::: Material
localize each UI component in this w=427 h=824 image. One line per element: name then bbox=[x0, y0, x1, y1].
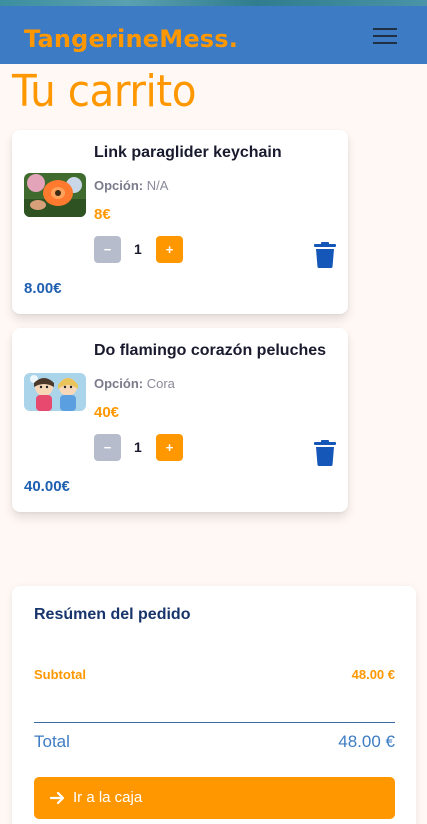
quantity-value: 1 bbox=[134, 241, 142, 257]
product-option: Opción: N/A bbox=[94, 178, 168, 193]
line-total: 40.00€ bbox=[24, 478, 70, 495]
product-price: 40€ bbox=[94, 404, 120, 421]
menu-icon[interactable] bbox=[373, 26, 397, 46]
product-name[interactable]: Link paraglider keychain bbox=[94, 144, 282, 162]
cart-item: Link paraglider keychain Opción: N/A 8€ … bbox=[12, 130, 348, 314]
product-image[interactable] bbox=[24, 173, 86, 217]
subtotal-value: 48.00 € bbox=[351, 667, 395, 682]
total-value: 48.00 € bbox=[338, 732, 395, 751]
product-image[interactable] bbox=[24, 373, 86, 411]
checkout-button[interactable]: Ir a la caja bbox=[34, 777, 395, 819]
option-label: Opción: bbox=[94, 178, 144, 193]
cart-item: Do flamingo corazón peluches Opción: Cor… bbox=[12, 328, 348, 512]
line-total: 8.00€ bbox=[24, 280, 62, 297]
trash-icon[interactable] bbox=[314, 242, 336, 268]
option-value: Cora bbox=[146, 376, 175, 391]
total-label: Total bbox=[34, 732, 70, 751]
decrease-quantity-button[interactable]: − bbox=[94, 434, 121, 461]
subtotal-label: Subtotal bbox=[34, 667, 86, 682]
arrow-right-icon bbox=[50, 791, 65, 805]
brand-logo[interactable]: TangerineMess. bbox=[24, 25, 238, 53]
checkout-label: Ir a la caja bbox=[73, 789, 143, 806]
summary-divider bbox=[34, 722, 395, 723]
quantity-value: 1 bbox=[134, 439, 142, 455]
option-value: N/A bbox=[146, 178, 169, 193]
increase-quantity-button[interactable]: + bbox=[156, 434, 183, 461]
option-label: Opción: bbox=[94, 376, 144, 391]
product-price: 8€ bbox=[94, 206, 111, 223]
increase-quantity-button[interactable]: + bbox=[156, 236, 183, 263]
product-option: Opción: Cora bbox=[94, 376, 175, 391]
order-summary: Resúmen del pedido Subtotal 48.00 € Tota… bbox=[12, 586, 416, 824]
page-title: Tu carrito bbox=[12, 66, 197, 117]
site-header: TangerineMess. bbox=[0, 6, 427, 64]
decrease-quantity-button[interactable]: − bbox=[94, 236, 121, 263]
product-name[interactable]: Do flamingo corazón peluches bbox=[94, 342, 326, 360]
summary-title: Resúmen del pedido bbox=[34, 606, 191, 623]
trash-icon[interactable] bbox=[314, 440, 336, 466]
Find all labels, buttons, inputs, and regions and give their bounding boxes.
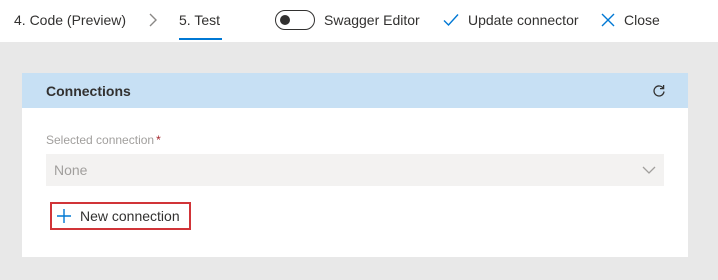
field-label-text: Selected connection (46, 133, 155, 147)
close-label: Close (624, 12, 660, 28)
refresh-icon[interactable] (652, 84, 666, 98)
chevron-down-icon (642, 166, 656, 174)
connections-title: Connections (46, 82, 131, 99)
connections-header: Connections (22, 73, 688, 108)
connection-dropdown[interactable]: None (46, 154, 664, 186)
selected-connection-label: Selected connection * (46, 133, 161, 147)
swagger-editor-label: Swagger Editor (324, 12, 420, 28)
connections-card: Connections Selected connection * None Ne… (22, 73, 688, 257)
test-canvas: Connections Selected connection * None Ne… (0, 42, 718, 280)
required-marker: * (156, 133, 161, 147)
swagger-editor-toggle[interactable]: Swagger Editor (275, 0, 420, 40)
tab-code-preview[interactable]: 4. Code (Preview) (14, 0, 126, 40)
close-icon (601, 13, 615, 27)
tab-test[interactable]: 5. Test (179, 0, 220, 40)
tab-test-label: 5. Test (179, 12, 220, 28)
chevron-right-icon (148, 0, 158, 40)
checkmark-icon (443, 13, 459, 27)
close-button[interactable]: Close (601, 0, 660, 40)
active-tab-indicator (179, 38, 222, 40)
new-connection-button[interactable]: New connection (50, 202, 191, 230)
new-connection-label: New connection (80, 208, 180, 224)
toggle-switch[interactable] (275, 10, 315, 30)
tab-code-preview-label: 4. Code (Preview) (14, 12, 127, 28)
connection-dropdown-value: None (54, 162, 88, 178)
top-toolbar: 4. Code (Preview) 5. Test Swagger Editor… (0, 0, 718, 42)
plus-icon (56, 208, 72, 224)
update-connector-button[interactable]: Update connector (443, 0, 579, 40)
toggle-knob (280, 15, 290, 25)
update-connector-label: Update connector (468, 12, 579, 28)
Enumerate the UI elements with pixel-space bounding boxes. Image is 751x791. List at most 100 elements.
::::::
The exercise:
Update the rows above by changing "product-price" to "item-price" wherever it occurs, and keep everything else the same. Omit the pictures.

Task answer:
localize each UI component in this w=427 h=824 image. One line per element: name then bbox=[x0, y0, x1, y1].
quantity-value: 1 bbox=[134, 241, 142, 257]
product-option: Opción: N/A bbox=[94, 178, 168, 193]
line-total: 40.00€ bbox=[24, 478, 70, 495]
item-price: 40€ bbox=[94, 404, 120, 421]
menu-icon[interactable] bbox=[373, 26, 397, 46]
product-name[interactable]: Link paraglider keychain bbox=[94, 144, 282, 162]
cart-item: Link paraglider keychain Opción: N/A 8€ … bbox=[12, 130, 348, 314]
product-image[interactable] bbox=[24, 173, 86, 217]
subtotal-value: 48.00 € bbox=[351, 667, 395, 682]
total-value: 48.00 € bbox=[338, 732, 395, 751]
product-image[interactable] bbox=[24, 373, 86, 411]
checkout-button[interactable]: Ir a la caja bbox=[34, 777, 395, 819]
option-label: Opción: bbox=[94, 178, 144, 193]
cart-item: Do flamingo corazón peluches Opción: Cor… bbox=[12, 328, 348, 512]
line-total: 8.00€ bbox=[24, 280, 62, 297]
trash-icon[interactable] bbox=[314, 242, 336, 268]
option-value: Cora bbox=[146, 376, 175, 391]
total-label: Total bbox=[34, 732, 70, 751]
decrease-quantity-button[interactable]: − bbox=[94, 434, 121, 461]
subtotal-label: Subtotal bbox=[34, 667, 86, 682]
arrow-right-icon bbox=[50, 791, 65, 805]
brand-logo[interactable]: TangerineMess. bbox=[24, 25, 238, 53]
checkout-label: Ir a la caja bbox=[73, 789, 143, 806]
summary-divider bbox=[34, 722, 395, 723]
quantity-value: 1 bbox=[134, 439, 142, 455]
option-value: N/A bbox=[146, 178, 169, 193]
increase-quantity-button[interactable]: + bbox=[156, 434, 183, 461]
option-label: Opción: bbox=[94, 376, 144, 391]
item-price: 8€ bbox=[94, 206, 111, 223]
increase-quantity-button[interactable]: + bbox=[156, 236, 183, 263]
product-option: Opción: Cora bbox=[94, 376, 175, 391]
order-summary: Resúmen del pedido Subtotal 48.00 € Tota… bbox=[12, 586, 416, 824]
page-title: Tu carrito bbox=[12, 66, 197, 117]
site-header: TangerineMess. bbox=[0, 6, 427, 64]
decrease-quantity-button[interactable]: − bbox=[94, 236, 121, 263]
product-name[interactable]: Do flamingo corazón peluches bbox=[94, 342, 326, 360]
summary-title: Resúmen del pedido bbox=[34, 606, 191, 623]
trash-icon[interactable] bbox=[314, 440, 336, 466]
Find all labels, buttons, inputs, and regions and give their bounding boxes.
field-label-text: Selected connection (46, 133, 155, 147)
close-label: Close (624, 12, 660, 28)
refresh-icon[interactable] (652, 84, 666, 98)
chevron-down-icon (642, 166, 656, 174)
connections-title: Connections (46, 82, 131, 99)
connections-header: Connections (22, 73, 688, 108)
connection-dropdown[interactable]: None (46, 154, 664, 186)
selected-connection-label: Selected connection * (46, 133, 161, 147)
swagger-editor-label: Swagger Editor (324, 12, 420, 28)
connections-card: Connections Selected connection * None Ne… (22, 73, 688, 257)
test-canvas: Connections Selected connection * None Ne… (0, 42, 718, 280)
required-marker: * (156, 133, 161, 147)
swagger-editor-toggle[interactable]: Swagger Editor (275, 0, 420, 40)
tab-code-preview[interactable]: 4. Code (Preview) (14, 0, 126, 40)
close-icon (601, 13, 615, 27)
tab-test[interactable]: 5. Test (179, 0, 220, 40)
tab-test-label: 5. Test (179, 12, 220, 28)
chevron-right-icon (148, 0, 158, 40)
checkmark-icon (443, 13, 459, 27)
close-button[interactable]: Close (601, 0, 660, 40)
active-tab-indicator (179, 38, 222, 40)
new-connection-button[interactable]: New connection (50, 202, 191, 230)
new-connection-label: New connection (80, 208, 180, 224)
toggle-switch[interactable] (275, 10, 315, 30)
tab-code-preview-label: 4. Code (Preview) (14, 12, 127, 28)
connection-dropdown-value: None (54, 162, 88, 178)
top-toolbar: 4. Code (Preview) 5. Test Swagger Editor… (0, 0, 718, 42)
plus-icon (56, 208, 72, 224)
update-connector-button[interactable]: Update connector (443, 0, 579, 40)
toggle-knob (280, 15, 290, 25)
update-connector-label: Update connector (468, 12, 579, 28)
Enumerate the UI elements with pixel-space bounding boxes. Image is 751x791. List at most 100 elements.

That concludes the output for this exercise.